Dataset items
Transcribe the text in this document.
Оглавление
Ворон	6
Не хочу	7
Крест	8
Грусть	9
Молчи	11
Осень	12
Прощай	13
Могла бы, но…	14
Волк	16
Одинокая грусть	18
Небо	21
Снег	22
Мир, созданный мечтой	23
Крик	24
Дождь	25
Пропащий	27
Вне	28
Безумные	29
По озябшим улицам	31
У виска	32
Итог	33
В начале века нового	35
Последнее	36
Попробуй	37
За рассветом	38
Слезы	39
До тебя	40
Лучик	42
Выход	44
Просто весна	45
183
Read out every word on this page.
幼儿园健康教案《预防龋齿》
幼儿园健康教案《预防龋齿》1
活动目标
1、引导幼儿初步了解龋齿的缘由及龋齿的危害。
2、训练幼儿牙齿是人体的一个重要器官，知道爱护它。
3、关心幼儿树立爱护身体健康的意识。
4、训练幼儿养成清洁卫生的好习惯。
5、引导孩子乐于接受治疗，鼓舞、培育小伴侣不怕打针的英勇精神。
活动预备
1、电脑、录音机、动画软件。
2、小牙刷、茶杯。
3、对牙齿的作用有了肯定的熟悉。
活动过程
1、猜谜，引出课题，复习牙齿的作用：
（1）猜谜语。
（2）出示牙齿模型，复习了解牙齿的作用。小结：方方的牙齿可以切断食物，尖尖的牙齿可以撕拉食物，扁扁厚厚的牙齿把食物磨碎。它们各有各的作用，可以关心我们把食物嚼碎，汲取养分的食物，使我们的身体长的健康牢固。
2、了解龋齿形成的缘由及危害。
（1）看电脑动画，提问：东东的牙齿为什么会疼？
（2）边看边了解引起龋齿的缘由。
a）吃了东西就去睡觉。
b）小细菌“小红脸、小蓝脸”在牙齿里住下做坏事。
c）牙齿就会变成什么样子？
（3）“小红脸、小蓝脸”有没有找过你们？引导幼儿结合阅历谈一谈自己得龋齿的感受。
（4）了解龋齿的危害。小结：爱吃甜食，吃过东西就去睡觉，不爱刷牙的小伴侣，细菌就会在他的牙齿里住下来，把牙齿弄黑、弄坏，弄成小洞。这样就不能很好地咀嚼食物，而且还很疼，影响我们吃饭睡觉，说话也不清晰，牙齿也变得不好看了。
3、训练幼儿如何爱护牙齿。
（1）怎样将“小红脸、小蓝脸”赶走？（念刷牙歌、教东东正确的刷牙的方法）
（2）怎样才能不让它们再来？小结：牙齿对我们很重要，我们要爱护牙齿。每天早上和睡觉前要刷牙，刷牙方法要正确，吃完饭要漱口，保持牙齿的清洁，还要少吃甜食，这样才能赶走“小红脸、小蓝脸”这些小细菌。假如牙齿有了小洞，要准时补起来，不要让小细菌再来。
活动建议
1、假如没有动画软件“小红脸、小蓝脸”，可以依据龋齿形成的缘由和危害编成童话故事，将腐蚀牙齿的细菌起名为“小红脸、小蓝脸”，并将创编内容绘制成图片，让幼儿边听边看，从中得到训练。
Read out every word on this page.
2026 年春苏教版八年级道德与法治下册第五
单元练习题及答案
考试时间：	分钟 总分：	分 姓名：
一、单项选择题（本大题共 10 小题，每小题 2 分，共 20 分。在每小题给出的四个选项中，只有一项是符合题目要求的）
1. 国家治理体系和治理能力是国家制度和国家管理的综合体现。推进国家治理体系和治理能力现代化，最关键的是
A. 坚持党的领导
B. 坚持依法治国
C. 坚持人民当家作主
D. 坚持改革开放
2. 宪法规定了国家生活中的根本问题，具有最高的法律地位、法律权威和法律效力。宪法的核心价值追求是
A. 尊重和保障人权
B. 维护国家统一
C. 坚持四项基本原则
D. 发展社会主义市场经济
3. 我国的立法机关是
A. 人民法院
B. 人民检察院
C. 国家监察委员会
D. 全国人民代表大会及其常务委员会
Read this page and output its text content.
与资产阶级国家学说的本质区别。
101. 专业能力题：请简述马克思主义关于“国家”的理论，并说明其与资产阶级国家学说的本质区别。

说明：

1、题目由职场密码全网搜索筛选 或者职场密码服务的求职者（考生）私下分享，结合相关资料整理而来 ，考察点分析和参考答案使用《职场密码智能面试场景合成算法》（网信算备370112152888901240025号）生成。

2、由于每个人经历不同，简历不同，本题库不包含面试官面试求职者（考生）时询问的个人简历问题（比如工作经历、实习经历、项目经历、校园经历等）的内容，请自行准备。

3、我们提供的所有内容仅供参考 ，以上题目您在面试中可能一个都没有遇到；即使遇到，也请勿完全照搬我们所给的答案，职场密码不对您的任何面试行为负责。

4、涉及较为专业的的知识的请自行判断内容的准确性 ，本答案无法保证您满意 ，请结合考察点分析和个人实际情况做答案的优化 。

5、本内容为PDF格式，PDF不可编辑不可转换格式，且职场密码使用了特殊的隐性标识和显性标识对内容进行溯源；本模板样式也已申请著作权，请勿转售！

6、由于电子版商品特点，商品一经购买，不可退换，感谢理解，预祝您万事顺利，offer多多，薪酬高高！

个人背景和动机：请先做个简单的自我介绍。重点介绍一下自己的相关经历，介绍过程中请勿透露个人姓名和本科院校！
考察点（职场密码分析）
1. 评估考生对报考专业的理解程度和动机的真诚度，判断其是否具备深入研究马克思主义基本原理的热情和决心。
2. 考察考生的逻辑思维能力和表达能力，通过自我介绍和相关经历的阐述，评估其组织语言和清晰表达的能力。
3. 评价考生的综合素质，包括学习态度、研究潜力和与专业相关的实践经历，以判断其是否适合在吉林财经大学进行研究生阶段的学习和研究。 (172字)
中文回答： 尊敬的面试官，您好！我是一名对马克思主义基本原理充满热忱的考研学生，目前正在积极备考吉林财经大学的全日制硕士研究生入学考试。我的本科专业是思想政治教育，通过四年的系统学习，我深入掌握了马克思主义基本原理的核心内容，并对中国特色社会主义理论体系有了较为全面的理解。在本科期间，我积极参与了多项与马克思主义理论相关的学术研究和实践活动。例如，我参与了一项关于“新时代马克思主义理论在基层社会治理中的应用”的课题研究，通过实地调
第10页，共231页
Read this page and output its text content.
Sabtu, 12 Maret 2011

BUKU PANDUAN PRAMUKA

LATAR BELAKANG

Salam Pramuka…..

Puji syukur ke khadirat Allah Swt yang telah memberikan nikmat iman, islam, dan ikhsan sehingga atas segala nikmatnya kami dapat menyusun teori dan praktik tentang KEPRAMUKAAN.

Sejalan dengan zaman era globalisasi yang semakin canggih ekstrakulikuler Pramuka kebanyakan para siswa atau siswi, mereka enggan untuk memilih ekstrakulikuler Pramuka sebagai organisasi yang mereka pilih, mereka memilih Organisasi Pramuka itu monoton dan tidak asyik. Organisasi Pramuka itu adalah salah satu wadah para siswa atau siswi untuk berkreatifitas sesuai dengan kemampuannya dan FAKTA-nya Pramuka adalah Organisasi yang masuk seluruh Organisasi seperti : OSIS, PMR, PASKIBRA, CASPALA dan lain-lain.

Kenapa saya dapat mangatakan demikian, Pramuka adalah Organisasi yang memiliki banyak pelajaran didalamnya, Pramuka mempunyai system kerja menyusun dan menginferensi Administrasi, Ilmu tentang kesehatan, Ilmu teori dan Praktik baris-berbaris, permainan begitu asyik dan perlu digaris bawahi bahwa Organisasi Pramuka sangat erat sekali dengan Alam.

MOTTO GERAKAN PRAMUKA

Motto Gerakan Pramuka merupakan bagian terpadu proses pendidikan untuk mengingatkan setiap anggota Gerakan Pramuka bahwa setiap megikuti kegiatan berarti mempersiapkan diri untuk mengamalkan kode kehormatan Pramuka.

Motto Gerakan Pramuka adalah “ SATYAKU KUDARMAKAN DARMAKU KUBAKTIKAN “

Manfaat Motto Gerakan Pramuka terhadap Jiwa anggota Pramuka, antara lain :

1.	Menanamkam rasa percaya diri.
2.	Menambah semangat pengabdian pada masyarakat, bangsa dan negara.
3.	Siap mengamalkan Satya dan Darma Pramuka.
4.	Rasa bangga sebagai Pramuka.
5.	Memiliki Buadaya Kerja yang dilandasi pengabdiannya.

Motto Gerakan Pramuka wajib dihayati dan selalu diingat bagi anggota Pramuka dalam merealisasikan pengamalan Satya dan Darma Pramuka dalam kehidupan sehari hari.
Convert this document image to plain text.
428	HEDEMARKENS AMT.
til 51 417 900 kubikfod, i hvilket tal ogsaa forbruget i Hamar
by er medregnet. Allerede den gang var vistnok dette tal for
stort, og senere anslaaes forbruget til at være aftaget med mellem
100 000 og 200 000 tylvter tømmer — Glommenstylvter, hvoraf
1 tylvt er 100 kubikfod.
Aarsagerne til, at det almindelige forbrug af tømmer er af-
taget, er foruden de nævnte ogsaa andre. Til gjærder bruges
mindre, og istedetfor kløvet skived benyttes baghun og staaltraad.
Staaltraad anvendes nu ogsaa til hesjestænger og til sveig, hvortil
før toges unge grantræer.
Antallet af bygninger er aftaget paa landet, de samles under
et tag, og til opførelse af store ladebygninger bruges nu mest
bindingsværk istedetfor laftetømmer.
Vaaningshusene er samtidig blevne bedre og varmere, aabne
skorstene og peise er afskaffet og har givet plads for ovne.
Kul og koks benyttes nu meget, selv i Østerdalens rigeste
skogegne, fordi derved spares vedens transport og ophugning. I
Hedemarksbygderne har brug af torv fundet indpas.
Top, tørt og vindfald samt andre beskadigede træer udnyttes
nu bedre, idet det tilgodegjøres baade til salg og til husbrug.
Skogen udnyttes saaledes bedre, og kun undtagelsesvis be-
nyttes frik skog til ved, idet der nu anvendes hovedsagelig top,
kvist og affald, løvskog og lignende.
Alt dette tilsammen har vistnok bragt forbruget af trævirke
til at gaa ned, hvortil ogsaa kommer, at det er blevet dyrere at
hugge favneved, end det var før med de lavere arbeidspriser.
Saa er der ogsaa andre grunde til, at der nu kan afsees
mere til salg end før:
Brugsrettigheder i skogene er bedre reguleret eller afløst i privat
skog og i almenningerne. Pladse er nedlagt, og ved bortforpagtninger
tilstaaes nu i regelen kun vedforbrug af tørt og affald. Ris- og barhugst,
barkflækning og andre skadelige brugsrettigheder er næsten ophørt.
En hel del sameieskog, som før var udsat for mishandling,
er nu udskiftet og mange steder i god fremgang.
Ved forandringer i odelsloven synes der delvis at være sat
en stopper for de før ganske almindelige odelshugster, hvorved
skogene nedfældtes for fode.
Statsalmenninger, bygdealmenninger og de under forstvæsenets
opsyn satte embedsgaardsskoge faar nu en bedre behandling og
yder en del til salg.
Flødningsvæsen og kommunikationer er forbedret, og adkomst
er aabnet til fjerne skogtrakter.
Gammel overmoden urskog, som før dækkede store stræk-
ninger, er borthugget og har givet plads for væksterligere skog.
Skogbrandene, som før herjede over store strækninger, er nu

◆ YOUR TASK ◆
Of the lines in the data above, how many contain the word "dengan"? Give only that figure.

◆ FINISHED EXERCISE ◆
2